+++ Information provided +++

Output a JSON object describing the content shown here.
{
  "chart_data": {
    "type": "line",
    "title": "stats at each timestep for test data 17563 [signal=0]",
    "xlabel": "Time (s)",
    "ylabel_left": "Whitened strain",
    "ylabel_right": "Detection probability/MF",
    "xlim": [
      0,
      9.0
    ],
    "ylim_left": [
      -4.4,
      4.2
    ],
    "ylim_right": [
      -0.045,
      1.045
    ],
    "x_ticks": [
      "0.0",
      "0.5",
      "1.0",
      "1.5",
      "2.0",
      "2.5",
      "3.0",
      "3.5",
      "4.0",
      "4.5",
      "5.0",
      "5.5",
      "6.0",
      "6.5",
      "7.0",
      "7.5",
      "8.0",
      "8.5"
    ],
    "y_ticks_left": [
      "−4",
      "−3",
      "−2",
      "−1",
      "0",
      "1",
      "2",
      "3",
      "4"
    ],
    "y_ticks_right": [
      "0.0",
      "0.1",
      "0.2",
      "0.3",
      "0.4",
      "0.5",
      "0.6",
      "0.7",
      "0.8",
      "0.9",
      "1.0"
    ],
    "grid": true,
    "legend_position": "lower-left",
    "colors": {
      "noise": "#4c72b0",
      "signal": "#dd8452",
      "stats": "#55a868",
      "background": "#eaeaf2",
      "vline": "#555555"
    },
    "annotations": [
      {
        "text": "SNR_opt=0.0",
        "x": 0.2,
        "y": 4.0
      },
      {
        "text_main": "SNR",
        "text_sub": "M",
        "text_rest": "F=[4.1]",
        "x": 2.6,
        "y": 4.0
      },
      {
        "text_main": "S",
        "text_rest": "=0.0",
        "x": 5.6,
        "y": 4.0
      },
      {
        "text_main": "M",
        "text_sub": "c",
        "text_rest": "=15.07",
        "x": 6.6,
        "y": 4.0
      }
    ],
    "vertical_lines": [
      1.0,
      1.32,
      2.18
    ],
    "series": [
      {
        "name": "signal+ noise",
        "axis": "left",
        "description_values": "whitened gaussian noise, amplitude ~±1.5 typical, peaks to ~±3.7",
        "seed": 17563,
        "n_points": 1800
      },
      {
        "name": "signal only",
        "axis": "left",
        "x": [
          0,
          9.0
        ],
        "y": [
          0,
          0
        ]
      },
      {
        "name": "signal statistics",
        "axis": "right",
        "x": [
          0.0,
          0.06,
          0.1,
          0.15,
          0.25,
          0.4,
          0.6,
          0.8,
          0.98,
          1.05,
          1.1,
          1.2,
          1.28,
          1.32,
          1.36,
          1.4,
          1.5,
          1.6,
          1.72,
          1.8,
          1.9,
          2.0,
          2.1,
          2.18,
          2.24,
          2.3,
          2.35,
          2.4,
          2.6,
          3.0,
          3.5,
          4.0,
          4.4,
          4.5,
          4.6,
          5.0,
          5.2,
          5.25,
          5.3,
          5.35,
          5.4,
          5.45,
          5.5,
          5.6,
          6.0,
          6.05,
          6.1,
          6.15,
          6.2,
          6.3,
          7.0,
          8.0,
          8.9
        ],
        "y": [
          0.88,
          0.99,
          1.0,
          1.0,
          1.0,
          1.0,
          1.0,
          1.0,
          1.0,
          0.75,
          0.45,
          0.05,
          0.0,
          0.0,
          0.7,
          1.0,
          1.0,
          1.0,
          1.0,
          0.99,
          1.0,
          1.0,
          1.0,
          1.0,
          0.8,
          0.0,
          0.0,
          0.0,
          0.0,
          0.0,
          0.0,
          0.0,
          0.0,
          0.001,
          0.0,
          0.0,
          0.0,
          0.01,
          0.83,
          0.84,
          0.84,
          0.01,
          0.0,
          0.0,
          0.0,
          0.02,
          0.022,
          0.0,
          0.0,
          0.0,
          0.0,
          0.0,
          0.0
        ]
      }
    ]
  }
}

+++

# [The request]
Looking back at the lines above, state how many contain the word "signal", and supply nothing besides the number.

# [Correct output]
5